═════ SUPPLIED ENTRIES

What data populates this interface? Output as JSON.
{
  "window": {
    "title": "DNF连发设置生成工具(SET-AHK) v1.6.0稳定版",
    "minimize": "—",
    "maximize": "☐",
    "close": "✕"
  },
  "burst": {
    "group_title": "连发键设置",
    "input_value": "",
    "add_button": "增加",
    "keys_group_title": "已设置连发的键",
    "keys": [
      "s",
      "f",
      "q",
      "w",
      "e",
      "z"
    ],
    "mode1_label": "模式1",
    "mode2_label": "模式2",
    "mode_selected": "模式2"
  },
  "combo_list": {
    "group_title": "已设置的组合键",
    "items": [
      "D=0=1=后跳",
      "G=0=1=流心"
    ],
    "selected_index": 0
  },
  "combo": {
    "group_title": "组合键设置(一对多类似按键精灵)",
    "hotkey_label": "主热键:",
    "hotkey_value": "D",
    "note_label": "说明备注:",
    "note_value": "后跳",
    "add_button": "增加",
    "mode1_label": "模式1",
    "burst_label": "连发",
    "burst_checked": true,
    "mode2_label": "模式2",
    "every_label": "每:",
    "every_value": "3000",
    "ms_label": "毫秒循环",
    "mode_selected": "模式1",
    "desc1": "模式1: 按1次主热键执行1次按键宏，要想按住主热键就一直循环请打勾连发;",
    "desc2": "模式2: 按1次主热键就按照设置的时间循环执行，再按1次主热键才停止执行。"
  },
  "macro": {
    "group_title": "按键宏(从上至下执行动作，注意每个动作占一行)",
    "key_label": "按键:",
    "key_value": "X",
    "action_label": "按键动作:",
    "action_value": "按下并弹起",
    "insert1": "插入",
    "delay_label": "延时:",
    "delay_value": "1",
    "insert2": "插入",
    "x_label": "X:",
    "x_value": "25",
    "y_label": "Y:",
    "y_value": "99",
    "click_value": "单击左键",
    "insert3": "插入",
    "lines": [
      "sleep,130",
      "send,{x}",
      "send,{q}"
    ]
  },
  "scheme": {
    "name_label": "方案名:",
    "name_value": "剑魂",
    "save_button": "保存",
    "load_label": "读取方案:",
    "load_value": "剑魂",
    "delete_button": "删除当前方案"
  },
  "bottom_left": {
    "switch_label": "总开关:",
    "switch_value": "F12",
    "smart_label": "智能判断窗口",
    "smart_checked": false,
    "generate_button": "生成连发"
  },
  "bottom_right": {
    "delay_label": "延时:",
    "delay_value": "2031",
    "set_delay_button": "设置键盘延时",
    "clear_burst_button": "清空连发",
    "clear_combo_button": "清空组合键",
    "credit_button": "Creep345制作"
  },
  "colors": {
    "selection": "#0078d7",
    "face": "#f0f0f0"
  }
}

══════════

**WHAT YOU WILL DO:**
Repeat the records exactly, including every line.

**TASK SOLUTION:**
What data populates this interface? Output as JSON.
{
  "window": {
    "title": "DNF连发设置生成工具(SET-AHK) v1.6.0稳定版",
    "minimize": "—",
    "maximize": "☐",
    "close": "✕"
  },
  "burst": {
    "group_title": "连发键设置",
    "input_value": "",
    "add_button": "增加",
    "keys_group_title": "已设置连发的键",
    "keys": [
      "s",
      "f",
      "q",
      "w",
      "e",
      "z"
    ],
    "mode1_label": "模式1",
    "mode2_label": "模式2",
    "mode_selected": "模式2"
  },
  "combo_list": {
    "group_title": "已设置的组合键",
    "items": [
      "D=0=1=后跳",
      "G=0=1=流心"
    ],
    "selected_index": 0
  },
  "combo": {
    "group_title": "组合键设置(一对多类似按键精灵)",
    "hotkey_label": "主热键:",
    "hotkey_value": "D",
    "note_label": "说明备注:",
    "note_value": "后跳",
    "add_button": "增加",
    "mode1_label": "模式1",
    "burst_label": "连发",
    "burst_checked": true,
    "mode2_label": "模式2",
    "every_label": "每:",
    "every_value": "3000",
    "ms_label": "毫秒循环",
    "mode_selected": "模式1",
    "desc1": "模式1: 按1次主热键执行1次按键宏，要想按住主热键就一直循环请打勾连发;",
    "desc2": "模式2: 按1次主热键就按照设置的时间循环执行，再按1次主热键才停止执行。"
  },
  "macro": {
    "group_title": "按键宏(从上至下执行动作，注意每个动作占一行)",
    "key_label": "按键:",
    "key_value": "X",
    "action_label": "按键动作:",
    "action_value": "按下并弹起",
    "insert1": "插入",
    "delay_label": "延时:",
    "delay_value": "1",
    "insert2": "插入",
    "x_label": "X:",
    "x_value": "25",
    "y_label": "Y:",
    "y_value": "99",
    "click_value": "单击左键",
    "insert3": "插入",
    "lines": [
      "sleep,130",
      "send,{x}",
      "send,{q}"
    ]
  },
  "scheme": {
    "name_label": "方案名:",
    "name_value": "剑魂",
    "save_button": "保存",
    "load_label": "读取方案:",
    "load_value": "剑魂",
    "delete_button": "删除当前方案"
  },
  "bottom_left": {
    "switch_label": "总开关:",
    "switch_value": "F12",
    "smart_label": "智能判断窗口",
    "smart_checked": false,
    "generate_button": "生成连发"
  },
  "bottom_right": {
    "delay_label": "延时:",
    "delay_value": "2031",
    "set_delay_button": "设置键盘延时",
    "clear_burst_button": "清空连发",
    "clear_combo_button": "清空组合键",
    "credit_button": "Creep345制作"
  },
  "colors": {
    "selection": "#0078d7",
    "face": "#f0f0f0"
  }
}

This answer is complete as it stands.